* THE TASK:
Your task is to output the data exactly as it stands.

— START SOURCE RECORDS —

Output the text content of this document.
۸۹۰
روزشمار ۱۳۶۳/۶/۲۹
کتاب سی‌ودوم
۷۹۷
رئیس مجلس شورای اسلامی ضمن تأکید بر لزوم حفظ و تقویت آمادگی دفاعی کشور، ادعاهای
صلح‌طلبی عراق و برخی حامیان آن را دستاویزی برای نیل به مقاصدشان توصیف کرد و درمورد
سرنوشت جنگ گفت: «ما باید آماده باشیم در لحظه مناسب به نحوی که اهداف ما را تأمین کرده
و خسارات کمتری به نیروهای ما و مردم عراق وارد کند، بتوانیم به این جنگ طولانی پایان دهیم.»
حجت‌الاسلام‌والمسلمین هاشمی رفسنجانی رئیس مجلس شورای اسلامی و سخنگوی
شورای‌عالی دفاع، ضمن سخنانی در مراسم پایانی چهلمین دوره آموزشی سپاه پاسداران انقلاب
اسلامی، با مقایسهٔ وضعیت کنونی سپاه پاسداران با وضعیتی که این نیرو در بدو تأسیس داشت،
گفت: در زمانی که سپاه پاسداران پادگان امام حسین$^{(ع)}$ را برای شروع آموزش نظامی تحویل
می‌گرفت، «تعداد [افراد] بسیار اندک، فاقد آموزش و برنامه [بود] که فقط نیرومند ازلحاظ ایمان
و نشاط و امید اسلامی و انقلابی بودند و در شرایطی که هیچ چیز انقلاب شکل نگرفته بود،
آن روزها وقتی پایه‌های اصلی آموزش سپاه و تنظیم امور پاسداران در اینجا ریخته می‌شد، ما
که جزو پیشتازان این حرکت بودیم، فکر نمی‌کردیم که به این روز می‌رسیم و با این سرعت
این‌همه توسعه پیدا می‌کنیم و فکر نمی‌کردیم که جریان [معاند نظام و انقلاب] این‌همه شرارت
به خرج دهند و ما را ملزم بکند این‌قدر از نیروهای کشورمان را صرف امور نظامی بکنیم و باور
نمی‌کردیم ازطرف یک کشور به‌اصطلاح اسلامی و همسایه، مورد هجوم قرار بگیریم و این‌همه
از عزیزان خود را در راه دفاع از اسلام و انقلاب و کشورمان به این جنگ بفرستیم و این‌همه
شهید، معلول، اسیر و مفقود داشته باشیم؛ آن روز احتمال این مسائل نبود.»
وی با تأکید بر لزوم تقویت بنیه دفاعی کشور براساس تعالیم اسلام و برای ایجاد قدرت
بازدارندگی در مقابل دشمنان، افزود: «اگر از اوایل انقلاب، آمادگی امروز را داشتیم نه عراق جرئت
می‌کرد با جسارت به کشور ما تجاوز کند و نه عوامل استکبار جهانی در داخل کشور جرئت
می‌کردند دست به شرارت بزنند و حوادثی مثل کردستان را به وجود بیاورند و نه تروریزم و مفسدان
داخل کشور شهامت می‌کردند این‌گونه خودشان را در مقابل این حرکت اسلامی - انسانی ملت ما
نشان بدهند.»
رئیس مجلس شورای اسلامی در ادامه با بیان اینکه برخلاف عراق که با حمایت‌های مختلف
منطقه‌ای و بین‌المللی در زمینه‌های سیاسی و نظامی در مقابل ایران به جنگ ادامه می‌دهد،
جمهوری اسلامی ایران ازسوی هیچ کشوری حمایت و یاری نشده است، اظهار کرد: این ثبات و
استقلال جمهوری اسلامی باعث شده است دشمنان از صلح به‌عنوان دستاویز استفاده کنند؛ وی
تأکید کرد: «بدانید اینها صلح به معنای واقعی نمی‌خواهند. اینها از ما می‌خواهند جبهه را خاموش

— END SOURCE RECORDS —

* ANSWER TO THIS TASK:
Output the text content of this document.
۸۹۰
روزشمار ۱۳۶۳/۶/۲۹
کتاب سی‌ودوم
۷۹۷
رئیس مجلس شورای اسلامی ضمن تأکید بر لزوم حفظ و تقویت آمادگی دفاعی کشور، ادعاهای
صلح‌طلبی عراق و برخی حامیان آن را دستاویزی برای نیل به مقاصدشان توصیف کرد و درمورد
سرنوشت جنگ گفت: «ما باید آماده باشیم در لحظه مناسب به نحوی که اهداف ما را تأمین کرده
و خسارات کمتری به نیروهای ما و مردم عراق وارد کند، بتوانیم به این جنگ طولانی پایان دهیم.»
حجت‌الاسلام‌والمسلمین هاشمی رفسنجانی رئیس مجلس شورای اسلامی و سخنگوی
شورای‌عالی دفاع، ضمن سخنانی در مراسم پایانی چهلمین دوره آموزشی سپاه پاسداران انقلاب
اسلامی، با مقایسهٔ وضعیت کنونی سپاه پاسداران با وضعیتی که این نیرو در بدو تأسیس داشت،
گفت: در زمانی که سپاه پاسداران پادگان امام حسین$^{(ع)}$ را برای شروع آموزش نظامی تحویل
می‌گرفت، «تعداد [افراد] بسیار اندک، فاقد آموزش و برنامه [بود] که فقط نیرومند ازلحاظ ایمان
و نشاط و امید اسلامی و انقلابی بودند و در شرایطی که هیچ چیز انقلاب شکل نگرفته بود،
آن روزها وقتی پایه‌های اصلی آموزش سپاه و تنظیم امور پاسداران در اینجا ریخته می‌شد، ما
که جزو پیشتازان این حرکت بودیم، فکر نمی‌کردیم که به این روز می‌رسیم و با این سرعت
این‌همه توسعه پیدا می‌کنیم و فکر نمی‌کردیم که جریان [معاند نظام و انقلاب] این‌همه شرارت
به خرج دهند و ما را ملزم بکند این‌قدر از نیروهای کشورمان را صرف امور نظامی بکنیم و باور
نمی‌کردیم ازطرف یک کشور به‌اصطلاح اسلامی و همسایه، مورد هجوم قرار بگیریم و این‌همه
از عزیزان خود را در راه دفاع از اسلام و انقلاب و کشورمان به این جنگ بفرستیم و این‌همه
شهید، معلول، اسیر و مفقود داشته باشیم؛ آن روز احتمال این مسائل نبود.»
وی با تأکید بر لزوم تقویت بنیه دفاعی کشور براساس تعالیم اسلام و برای ایجاد قدرت
بازدارندگی در مقابل دشمنان، افزود: «اگر از اوایل انقلاب، آمادگی امروز را داشتیم نه عراق جرئت
می‌کرد با جسارت به کشور ما تجاوز کند و نه عوامل استکبار جهانی در داخل کشور جرئت
می‌کردند دست به شرارت بزنند و حوادثی مثل کردستان را به وجود بیاورند و نه تروریزم و مفسدان
داخل کشور شهامت می‌کردند این‌گونه خودشان را در مقابل این حرکت اسلامی - انسانی ملت ما
نشان بدهند.»
رئیس مجلس شورای اسلامی در ادامه با بیان اینکه برخلاف عراق که با حمایت‌های مختلف
منطقه‌ای و بین‌المللی در زمینه‌های سیاسی و نظامی در مقابل ایران به جنگ ادامه می‌دهد،
جمهوری اسلامی ایران ازسوی هیچ کشوری حمایت و یاری نشده است، اظهار کرد: این ثبات و
استقلال جمهوری اسلامی باعث شده است دشمنان از صلح به‌عنوان دستاویز استفاده کنند؛ وی
تأکید کرد: «بدانید اینها صلح به معنای واقعی نمی‌خواهند. اینها از ما می‌خواهند جبهه را خاموش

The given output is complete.